- [Goal]: Copy down every line where the string "main" shows up.
--- begin ---
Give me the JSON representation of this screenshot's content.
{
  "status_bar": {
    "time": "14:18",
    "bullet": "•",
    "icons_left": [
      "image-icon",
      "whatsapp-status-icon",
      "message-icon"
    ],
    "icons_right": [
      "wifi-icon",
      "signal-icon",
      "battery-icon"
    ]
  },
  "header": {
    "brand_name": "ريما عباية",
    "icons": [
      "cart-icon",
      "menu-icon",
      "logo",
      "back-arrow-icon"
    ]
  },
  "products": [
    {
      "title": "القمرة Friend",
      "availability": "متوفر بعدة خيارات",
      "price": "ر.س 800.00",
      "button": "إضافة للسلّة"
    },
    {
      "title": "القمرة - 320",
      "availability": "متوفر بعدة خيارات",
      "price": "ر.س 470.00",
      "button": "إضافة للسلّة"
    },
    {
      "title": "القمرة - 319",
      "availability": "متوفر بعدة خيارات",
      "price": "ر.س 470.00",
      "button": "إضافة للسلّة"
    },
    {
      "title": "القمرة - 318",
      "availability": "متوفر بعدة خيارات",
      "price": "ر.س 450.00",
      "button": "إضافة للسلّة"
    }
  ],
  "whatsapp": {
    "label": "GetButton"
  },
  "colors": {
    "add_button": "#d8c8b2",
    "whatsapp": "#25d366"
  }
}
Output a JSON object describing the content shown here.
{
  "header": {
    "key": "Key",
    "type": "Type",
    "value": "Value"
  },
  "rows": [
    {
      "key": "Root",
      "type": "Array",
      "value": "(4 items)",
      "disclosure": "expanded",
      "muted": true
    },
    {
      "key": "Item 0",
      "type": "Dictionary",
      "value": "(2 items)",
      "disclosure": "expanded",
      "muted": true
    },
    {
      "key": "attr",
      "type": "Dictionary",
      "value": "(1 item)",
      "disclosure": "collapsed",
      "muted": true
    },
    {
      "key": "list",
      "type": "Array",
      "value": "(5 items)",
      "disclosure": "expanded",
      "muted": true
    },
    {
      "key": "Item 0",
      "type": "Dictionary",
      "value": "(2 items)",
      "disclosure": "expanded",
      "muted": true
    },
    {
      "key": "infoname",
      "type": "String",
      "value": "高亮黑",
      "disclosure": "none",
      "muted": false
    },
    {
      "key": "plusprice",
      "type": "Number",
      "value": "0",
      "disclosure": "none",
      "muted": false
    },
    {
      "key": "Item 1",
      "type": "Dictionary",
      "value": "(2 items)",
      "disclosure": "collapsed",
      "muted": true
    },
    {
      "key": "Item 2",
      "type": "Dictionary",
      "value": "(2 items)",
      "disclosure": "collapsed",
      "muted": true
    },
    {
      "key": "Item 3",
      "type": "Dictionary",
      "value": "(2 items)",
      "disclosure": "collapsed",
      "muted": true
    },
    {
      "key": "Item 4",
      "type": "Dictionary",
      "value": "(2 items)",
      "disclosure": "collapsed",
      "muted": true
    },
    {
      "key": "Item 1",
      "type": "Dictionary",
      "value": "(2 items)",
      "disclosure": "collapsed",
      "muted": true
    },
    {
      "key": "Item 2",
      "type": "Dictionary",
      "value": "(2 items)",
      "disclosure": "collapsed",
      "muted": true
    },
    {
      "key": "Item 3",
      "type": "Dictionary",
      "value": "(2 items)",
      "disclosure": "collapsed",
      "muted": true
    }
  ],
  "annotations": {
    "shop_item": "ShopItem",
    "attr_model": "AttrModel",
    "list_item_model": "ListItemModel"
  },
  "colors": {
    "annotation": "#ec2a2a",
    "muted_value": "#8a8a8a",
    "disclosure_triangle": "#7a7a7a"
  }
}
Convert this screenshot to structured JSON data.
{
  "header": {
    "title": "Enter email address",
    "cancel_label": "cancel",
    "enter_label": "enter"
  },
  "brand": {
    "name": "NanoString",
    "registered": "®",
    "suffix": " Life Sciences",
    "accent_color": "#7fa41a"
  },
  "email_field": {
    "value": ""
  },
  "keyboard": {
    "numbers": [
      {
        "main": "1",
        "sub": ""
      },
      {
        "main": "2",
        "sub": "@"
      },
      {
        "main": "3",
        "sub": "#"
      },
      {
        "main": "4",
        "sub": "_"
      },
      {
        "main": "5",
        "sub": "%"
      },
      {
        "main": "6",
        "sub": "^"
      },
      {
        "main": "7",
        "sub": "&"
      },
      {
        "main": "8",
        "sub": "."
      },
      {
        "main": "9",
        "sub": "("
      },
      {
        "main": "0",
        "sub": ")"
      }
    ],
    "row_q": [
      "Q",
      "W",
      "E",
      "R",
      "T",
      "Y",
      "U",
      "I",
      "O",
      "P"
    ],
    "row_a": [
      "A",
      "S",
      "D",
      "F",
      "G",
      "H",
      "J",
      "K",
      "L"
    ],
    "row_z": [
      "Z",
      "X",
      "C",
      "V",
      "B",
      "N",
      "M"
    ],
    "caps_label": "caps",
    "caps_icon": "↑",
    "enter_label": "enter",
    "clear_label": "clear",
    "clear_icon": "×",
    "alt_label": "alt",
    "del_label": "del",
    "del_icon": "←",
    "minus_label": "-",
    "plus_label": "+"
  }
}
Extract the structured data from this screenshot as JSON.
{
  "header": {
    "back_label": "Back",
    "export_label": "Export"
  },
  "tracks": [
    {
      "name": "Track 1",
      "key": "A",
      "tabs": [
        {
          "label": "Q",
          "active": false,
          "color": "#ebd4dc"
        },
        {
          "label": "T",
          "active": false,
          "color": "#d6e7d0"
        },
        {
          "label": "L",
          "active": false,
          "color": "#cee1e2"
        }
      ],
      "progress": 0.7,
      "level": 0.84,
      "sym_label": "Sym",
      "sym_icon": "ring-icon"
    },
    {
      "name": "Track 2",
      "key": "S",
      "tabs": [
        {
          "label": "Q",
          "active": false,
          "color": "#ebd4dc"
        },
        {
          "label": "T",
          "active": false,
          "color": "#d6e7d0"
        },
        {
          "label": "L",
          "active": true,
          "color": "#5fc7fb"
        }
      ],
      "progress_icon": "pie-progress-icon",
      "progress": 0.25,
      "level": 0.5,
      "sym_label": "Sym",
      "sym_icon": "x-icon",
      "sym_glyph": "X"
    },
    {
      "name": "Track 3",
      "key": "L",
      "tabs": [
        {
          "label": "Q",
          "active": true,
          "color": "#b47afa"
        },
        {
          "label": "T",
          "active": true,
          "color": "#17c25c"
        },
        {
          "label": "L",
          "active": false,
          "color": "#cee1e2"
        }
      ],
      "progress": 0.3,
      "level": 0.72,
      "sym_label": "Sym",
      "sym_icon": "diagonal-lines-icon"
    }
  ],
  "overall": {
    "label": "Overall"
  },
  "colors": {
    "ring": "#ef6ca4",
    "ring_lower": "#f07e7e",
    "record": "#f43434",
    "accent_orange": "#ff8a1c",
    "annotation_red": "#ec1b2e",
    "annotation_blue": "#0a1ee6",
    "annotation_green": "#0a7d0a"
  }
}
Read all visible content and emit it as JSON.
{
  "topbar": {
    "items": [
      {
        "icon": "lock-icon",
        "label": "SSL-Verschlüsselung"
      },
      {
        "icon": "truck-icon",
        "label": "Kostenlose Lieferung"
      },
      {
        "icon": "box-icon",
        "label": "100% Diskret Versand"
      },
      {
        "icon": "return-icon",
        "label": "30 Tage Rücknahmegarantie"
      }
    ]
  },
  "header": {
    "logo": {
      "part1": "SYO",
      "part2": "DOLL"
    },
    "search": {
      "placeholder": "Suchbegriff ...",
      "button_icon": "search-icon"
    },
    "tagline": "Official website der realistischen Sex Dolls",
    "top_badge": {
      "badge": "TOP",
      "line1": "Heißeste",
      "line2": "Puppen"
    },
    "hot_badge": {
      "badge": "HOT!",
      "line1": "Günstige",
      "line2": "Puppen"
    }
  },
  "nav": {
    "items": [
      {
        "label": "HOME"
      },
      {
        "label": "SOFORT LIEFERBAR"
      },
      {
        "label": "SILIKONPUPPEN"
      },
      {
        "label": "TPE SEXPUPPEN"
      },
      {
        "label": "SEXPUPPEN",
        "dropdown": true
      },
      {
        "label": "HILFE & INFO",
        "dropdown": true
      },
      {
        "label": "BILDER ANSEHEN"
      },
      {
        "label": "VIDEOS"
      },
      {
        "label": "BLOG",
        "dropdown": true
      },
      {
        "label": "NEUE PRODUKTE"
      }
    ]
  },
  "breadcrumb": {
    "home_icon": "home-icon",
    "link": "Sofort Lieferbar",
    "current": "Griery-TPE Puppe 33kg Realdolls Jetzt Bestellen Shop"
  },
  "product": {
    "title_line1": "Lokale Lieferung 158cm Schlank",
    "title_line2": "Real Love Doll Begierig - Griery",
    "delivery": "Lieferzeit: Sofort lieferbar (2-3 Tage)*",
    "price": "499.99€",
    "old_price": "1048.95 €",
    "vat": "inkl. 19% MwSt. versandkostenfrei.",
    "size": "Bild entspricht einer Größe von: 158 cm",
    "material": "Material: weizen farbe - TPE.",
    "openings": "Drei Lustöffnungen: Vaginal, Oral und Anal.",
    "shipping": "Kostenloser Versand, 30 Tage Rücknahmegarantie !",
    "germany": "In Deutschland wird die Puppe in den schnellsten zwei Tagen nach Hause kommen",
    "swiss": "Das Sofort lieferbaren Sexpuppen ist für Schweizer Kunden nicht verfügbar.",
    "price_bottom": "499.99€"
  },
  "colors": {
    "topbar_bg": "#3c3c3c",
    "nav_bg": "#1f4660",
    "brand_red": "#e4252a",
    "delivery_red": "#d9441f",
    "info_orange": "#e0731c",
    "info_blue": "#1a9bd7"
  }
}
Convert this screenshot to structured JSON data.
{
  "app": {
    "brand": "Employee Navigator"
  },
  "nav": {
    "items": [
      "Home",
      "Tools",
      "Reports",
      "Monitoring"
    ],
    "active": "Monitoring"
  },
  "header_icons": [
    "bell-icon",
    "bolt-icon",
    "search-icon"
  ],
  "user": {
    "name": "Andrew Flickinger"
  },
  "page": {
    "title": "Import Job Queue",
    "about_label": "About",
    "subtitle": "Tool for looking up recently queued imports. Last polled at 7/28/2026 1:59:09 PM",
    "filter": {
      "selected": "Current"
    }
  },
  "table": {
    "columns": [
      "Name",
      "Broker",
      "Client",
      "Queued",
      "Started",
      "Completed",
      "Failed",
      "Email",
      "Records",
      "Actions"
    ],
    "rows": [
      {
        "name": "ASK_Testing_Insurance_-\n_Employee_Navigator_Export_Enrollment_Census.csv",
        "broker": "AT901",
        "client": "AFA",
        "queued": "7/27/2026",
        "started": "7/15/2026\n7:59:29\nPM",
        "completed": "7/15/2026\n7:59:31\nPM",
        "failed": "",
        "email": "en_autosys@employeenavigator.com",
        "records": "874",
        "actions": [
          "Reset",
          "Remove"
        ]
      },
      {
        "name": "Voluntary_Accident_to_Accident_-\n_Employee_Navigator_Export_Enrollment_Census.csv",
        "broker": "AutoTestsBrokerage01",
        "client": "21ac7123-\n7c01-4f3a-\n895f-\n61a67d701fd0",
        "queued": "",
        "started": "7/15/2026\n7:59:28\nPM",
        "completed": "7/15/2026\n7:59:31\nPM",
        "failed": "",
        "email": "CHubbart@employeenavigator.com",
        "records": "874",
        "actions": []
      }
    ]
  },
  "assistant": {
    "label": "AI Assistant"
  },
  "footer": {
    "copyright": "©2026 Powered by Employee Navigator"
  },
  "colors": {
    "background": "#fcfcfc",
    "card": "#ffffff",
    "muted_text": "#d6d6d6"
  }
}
--- end ---
- [Response below]:
        "main": "1",
        "main": "2",
        "main": "3",
        "main": "4",
        "main": "5",
        "main": "6",
        "main": "7",
        "main": "8",
        "main": "9",
        "main": "0",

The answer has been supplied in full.